** Instructions for the task **
Find each line containing the string "Average". Copy it.

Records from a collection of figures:
....
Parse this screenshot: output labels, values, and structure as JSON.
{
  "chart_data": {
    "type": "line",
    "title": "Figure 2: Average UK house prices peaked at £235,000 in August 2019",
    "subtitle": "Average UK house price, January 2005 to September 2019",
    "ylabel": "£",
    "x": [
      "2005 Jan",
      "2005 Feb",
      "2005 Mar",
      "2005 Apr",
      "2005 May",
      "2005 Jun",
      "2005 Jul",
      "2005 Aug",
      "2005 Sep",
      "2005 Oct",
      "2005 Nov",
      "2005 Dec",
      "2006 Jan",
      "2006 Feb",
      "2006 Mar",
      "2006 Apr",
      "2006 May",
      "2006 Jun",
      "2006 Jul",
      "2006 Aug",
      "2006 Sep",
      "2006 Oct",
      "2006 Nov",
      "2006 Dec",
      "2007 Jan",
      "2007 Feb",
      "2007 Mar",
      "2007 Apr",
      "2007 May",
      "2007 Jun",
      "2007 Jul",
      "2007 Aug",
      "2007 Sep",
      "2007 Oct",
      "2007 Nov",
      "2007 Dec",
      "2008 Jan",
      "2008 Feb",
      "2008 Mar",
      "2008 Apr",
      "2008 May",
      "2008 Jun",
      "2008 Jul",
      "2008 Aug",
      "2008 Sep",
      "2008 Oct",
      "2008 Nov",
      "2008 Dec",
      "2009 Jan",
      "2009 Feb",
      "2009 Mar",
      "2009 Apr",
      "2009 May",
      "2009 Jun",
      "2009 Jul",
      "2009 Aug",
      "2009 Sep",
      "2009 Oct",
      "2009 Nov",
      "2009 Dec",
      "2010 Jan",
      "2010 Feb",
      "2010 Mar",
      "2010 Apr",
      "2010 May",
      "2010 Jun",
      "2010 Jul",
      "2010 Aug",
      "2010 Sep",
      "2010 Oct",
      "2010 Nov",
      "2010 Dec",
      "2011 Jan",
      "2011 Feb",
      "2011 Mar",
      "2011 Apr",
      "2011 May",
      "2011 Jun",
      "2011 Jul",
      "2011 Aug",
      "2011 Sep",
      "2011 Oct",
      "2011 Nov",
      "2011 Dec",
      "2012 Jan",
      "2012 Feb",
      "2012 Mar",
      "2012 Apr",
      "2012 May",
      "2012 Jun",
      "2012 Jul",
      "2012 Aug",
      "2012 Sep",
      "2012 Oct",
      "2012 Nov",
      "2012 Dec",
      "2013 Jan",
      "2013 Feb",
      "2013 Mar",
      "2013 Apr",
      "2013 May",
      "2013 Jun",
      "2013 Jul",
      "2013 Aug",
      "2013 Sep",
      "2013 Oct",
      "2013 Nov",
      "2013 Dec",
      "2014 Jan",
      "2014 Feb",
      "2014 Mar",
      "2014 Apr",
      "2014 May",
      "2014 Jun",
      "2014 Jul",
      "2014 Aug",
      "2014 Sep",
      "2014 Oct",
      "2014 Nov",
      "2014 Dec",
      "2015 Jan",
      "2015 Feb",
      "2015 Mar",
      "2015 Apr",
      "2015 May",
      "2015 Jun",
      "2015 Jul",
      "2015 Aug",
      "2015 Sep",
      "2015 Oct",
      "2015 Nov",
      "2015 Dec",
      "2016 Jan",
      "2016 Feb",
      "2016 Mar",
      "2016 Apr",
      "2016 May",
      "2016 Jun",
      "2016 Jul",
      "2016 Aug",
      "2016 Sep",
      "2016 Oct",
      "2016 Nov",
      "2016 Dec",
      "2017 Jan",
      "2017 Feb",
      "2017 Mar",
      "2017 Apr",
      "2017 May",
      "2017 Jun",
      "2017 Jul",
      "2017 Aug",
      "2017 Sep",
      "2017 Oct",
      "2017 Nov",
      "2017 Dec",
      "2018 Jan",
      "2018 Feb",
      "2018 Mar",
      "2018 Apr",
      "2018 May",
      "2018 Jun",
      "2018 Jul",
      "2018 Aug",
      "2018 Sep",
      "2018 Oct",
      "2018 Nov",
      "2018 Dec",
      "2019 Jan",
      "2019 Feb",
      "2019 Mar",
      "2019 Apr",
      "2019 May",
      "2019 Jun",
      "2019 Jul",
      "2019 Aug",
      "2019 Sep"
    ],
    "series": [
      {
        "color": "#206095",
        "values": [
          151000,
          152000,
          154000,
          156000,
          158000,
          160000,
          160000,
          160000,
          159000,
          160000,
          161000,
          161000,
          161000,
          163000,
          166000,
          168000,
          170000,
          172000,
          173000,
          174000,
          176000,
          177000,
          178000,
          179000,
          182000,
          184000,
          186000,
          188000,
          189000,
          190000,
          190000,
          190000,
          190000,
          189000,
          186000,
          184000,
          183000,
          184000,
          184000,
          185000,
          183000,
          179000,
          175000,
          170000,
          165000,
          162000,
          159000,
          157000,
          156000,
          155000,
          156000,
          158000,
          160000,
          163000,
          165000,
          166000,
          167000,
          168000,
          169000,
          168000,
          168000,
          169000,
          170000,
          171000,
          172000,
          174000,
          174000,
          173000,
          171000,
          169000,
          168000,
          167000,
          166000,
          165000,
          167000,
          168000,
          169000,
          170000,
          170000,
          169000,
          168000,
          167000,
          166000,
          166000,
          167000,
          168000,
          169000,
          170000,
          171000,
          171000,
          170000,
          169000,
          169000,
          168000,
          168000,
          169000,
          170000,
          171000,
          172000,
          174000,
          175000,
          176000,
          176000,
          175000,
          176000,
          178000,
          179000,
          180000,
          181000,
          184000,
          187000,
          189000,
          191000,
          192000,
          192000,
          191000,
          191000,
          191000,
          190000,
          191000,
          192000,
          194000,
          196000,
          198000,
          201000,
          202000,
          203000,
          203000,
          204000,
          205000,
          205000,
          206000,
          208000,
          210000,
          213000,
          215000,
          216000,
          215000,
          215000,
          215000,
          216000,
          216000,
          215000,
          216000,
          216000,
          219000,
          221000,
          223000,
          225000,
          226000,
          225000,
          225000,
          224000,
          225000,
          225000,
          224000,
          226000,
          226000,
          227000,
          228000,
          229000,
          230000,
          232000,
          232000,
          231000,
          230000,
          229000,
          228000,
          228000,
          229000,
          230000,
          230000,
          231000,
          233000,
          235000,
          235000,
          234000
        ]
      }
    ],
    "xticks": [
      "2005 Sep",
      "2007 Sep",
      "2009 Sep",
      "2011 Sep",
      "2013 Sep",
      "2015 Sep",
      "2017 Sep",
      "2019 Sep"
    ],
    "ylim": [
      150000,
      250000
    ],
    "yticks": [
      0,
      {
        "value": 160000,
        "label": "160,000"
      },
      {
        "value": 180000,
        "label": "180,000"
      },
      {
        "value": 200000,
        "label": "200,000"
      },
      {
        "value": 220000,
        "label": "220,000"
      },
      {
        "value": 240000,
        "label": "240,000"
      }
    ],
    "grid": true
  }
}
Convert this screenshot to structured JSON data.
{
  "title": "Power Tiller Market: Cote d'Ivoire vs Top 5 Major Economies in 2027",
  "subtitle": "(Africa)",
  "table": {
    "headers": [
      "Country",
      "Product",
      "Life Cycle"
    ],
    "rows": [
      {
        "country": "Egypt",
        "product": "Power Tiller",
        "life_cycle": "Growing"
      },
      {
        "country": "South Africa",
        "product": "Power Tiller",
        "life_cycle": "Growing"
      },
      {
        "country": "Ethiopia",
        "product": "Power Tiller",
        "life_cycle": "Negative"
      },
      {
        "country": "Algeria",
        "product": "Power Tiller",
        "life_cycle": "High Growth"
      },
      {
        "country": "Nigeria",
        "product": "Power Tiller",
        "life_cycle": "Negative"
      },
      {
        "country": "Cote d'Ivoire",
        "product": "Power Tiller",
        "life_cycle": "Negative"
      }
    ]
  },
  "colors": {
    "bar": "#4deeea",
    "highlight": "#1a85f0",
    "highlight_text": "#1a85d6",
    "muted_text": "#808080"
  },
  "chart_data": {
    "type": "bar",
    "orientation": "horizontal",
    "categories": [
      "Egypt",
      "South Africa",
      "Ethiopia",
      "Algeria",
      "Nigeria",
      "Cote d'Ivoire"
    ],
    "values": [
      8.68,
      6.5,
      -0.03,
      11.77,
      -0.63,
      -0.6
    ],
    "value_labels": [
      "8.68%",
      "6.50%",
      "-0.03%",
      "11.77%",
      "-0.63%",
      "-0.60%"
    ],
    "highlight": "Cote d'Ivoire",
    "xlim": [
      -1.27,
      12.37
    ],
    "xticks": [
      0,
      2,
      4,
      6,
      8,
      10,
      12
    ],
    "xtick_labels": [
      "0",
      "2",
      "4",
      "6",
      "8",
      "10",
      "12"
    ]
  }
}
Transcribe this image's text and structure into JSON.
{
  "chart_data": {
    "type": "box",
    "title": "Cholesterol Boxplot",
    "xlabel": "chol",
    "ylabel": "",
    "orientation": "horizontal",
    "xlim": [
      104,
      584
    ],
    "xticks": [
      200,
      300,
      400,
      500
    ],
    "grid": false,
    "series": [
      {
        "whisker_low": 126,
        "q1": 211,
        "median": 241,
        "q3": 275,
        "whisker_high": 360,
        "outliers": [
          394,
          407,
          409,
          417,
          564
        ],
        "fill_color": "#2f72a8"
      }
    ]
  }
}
....
** Solved problem **
    "title": "Figure 2: Average UK house prices peaked at £235,000 in August 2019",
    "subtitle": "Average UK house price, January 2005 to September 2019",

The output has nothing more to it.